- **WORK TO DO**: Copy the lines below as they are; omit the images they contain.

+ + +

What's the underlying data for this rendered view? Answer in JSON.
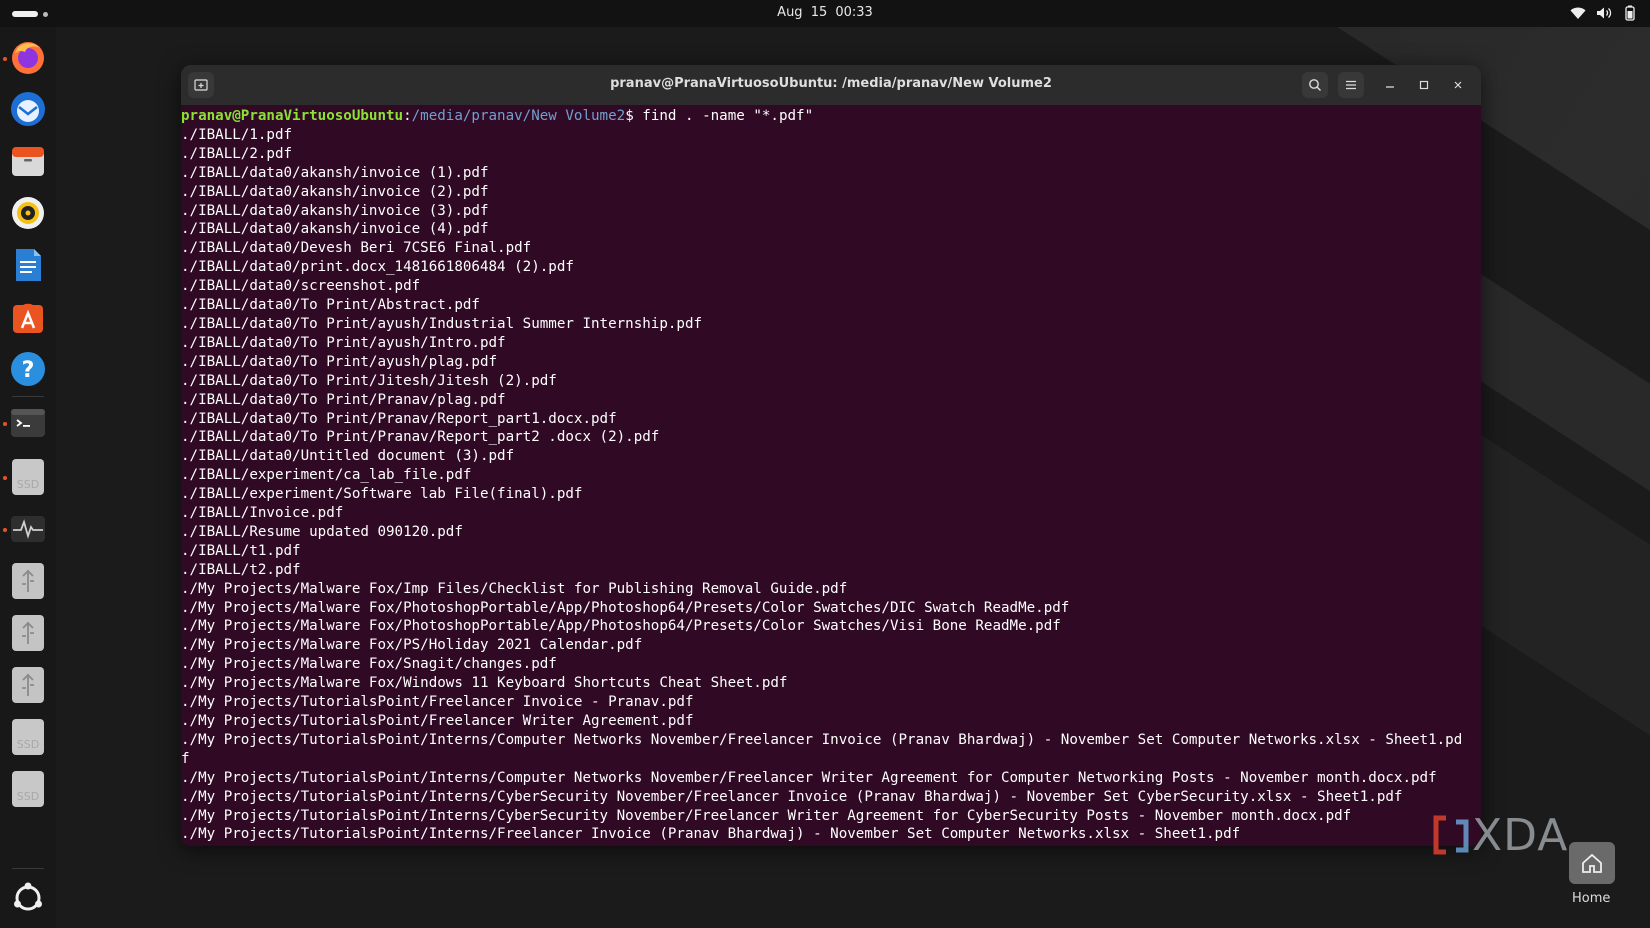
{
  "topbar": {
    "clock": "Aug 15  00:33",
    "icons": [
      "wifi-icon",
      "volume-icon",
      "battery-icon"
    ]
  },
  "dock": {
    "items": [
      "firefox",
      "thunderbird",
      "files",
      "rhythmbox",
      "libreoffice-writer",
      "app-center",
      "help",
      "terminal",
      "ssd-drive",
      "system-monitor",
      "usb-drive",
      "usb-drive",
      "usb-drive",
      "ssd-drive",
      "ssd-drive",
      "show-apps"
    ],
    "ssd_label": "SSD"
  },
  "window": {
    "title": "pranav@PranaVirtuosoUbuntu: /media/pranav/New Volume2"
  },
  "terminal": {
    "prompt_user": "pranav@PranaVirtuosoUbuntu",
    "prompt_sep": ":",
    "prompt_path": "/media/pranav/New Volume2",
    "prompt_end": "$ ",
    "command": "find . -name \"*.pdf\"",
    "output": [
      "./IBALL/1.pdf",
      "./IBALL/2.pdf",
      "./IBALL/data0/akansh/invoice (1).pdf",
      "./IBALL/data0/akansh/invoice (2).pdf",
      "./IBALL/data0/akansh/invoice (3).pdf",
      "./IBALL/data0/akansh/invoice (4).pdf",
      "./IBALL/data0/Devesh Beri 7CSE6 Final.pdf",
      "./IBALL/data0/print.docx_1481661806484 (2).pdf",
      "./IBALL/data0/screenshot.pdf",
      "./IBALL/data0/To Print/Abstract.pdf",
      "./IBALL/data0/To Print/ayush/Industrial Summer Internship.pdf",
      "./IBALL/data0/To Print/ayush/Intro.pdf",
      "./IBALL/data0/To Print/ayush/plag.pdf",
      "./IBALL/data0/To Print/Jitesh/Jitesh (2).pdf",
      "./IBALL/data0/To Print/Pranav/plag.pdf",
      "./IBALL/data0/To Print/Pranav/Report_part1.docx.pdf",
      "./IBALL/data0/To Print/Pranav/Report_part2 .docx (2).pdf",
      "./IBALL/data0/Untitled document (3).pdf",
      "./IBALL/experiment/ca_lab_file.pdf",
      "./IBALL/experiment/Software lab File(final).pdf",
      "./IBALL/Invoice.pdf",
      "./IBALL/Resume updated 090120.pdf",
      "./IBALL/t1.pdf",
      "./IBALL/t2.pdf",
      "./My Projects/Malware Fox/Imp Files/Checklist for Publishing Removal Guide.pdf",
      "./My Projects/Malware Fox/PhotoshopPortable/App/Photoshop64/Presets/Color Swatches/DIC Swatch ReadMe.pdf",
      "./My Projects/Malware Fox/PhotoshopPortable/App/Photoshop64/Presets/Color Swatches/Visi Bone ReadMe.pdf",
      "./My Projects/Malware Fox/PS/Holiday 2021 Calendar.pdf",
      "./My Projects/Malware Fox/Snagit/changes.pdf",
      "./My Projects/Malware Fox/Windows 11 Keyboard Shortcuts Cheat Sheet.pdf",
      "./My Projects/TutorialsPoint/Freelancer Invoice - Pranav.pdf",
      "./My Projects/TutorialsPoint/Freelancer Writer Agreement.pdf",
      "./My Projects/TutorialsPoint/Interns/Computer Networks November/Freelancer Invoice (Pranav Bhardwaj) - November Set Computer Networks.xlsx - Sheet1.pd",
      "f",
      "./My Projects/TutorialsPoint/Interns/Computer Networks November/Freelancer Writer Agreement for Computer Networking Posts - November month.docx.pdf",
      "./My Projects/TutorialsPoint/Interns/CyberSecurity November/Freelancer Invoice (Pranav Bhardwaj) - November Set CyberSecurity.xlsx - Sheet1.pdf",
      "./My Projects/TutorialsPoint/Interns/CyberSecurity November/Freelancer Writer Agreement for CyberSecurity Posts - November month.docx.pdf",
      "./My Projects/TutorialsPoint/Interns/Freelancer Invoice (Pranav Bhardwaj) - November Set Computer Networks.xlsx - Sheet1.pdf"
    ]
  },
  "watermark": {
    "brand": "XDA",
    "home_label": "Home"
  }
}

+ + +

- **THE ANSWER**:
What's the underlying data for this rendered view? Answer in JSON.
{
  "topbar": {
    "clock": "Aug 15  00:33",
    "icons": [
      "wifi-icon",
      "volume-icon",
      "battery-icon"
    ]
  },
  "dock": {
    "items": [
      "firefox",
      "thunderbird",
      "files",
      "rhythmbox",
      "libreoffice-writer",
      "app-center",
      "help",
      "terminal",
      "ssd-drive",
      "system-monitor",
      "usb-drive",
      "usb-drive",
      "usb-drive",
      "ssd-drive",
      "ssd-drive",
      "show-apps"
    ],
    "ssd_label": "SSD"
  },
  "window": {
    "title": "pranav@PranaVirtuosoUbuntu: /media/pranav/New Volume2"
  },
  "terminal": {
    "prompt_user": "pranav@PranaVirtuosoUbuntu",
    "prompt_sep": ":",
    "prompt_path": "/media/pranav/New Volume2",
    "prompt_end": "$ ",
    "command": "find . -name \"*.pdf\"",
    "output": [
      "./IBALL/1.pdf",
      "./IBALL/2.pdf",
      "./IBALL/data0/akansh/invoice (1).pdf",
      "./IBALL/data0/akansh/invoice (2).pdf",
      "./IBALL/data0/akansh/invoice (3).pdf",
      "./IBALL/data0/akansh/invoice (4).pdf",
      "./IBALL/data0/Devesh Beri 7CSE6 Final.pdf",
      "./IBALL/data0/print.docx_1481661806484 (2).pdf",
      "./IBALL/data0/screenshot.pdf",
      "./IBALL/data0/To Print/Abstract.pdf",
      "./IBALL/data0/To Print/ayush/Industrial Summer Internship.pdf",
      "./IBALL/data0/To Print/ayush/Intro.pdf",
      "./IBALL/data0/To Print/ayush/plag.pdf",
      "./IBALL/data0/To Print/Jitesh/Jitesh (2).pdf",
      "./IBALL/data0/To Print/Pranav/plag.pdf",
      "./IBALL/data0/To Print/Pranav/Report_part1.docx.pdf",
      "./IBALL/data0/To Print/Pranav/Report_part2 .docx (2).pdf",
      "./IBALL/data0/Untitled document (3).pdf",
      "./IBALL/experiment/ca_lab_file.pdf",
      "./IBALL/experiment/Software lab File(final).pdf",
      "./IBALL/Invoice.pdf",
      "./IBALL/Resume updated 090120.pdf",
      "./IBALL/t1.pdf",
      "./IBALL/t2.pdf",
      "./My Projects/Malware Fox/Imp Files/Checklist for Publishing Removal Guide.pdf",
      "./My Projects/Malware Fox/PhotoshopPortable/App/Photoshop64/Presets/Color Swatches/DIC Swatch ReadMe.pdf",
      "./My Projects/Malware Fox/PhotoshopPortable/App/Photoshop64/Presets/Color Swatches/Visi Bone ReadMe.pdf",
      "./My Projects/Malware Fox/PS/Holiday 2021 Calendar.pdf",
      "./My Projects/Malware Fox/Snagit/changes.pdf",
      "./My Projects/Malware Fox/Windows 11 Keyboard Shortcuts Cheat Sheet.pdf",
      "./My Projects/TutorialsPoint/Freelancer Invoice - Pranav.pdf",
      "./My Projects/TutorialsPoint/Freelancer Writer Agreement.pdf",
      "./My Projects/TutorialsPoint/Interns/Computer Networks November/Freelancer Invoice (Pranav Bhardwaj) - November Set Computer Networks.xlsx - Sheet1.pd",
      "f",
      "./My Projects/TutorialsPoint/Interns/Computer Networks November/Freelancer Writer Agreement for Computer Networking Posts - November month.docx.pdf",
      "./My Projects/TutorialsPoint/Interns/CyberSecurity November/Freelancer Invoice (Pranav Bhardwaj) - November Set CyberSecurity.xlsx - Sheet1.pdf",
      "./My Projects/TutorialsPoint/Interns/CyberSecurity November/Freelancer Writer Agreement for CyberSecurity Posts - November month.docx.pdf",
      "./My Projects/TutorialsPoint/Interns/Freelancer Invoice (Pranav Bhardwaj) - November Set Computer Networks.xlsx - Sheet1.pdf"
    ]
  },
  "watermark": {
    "brand": "XDA",
    "home_label": "Home"
  }
}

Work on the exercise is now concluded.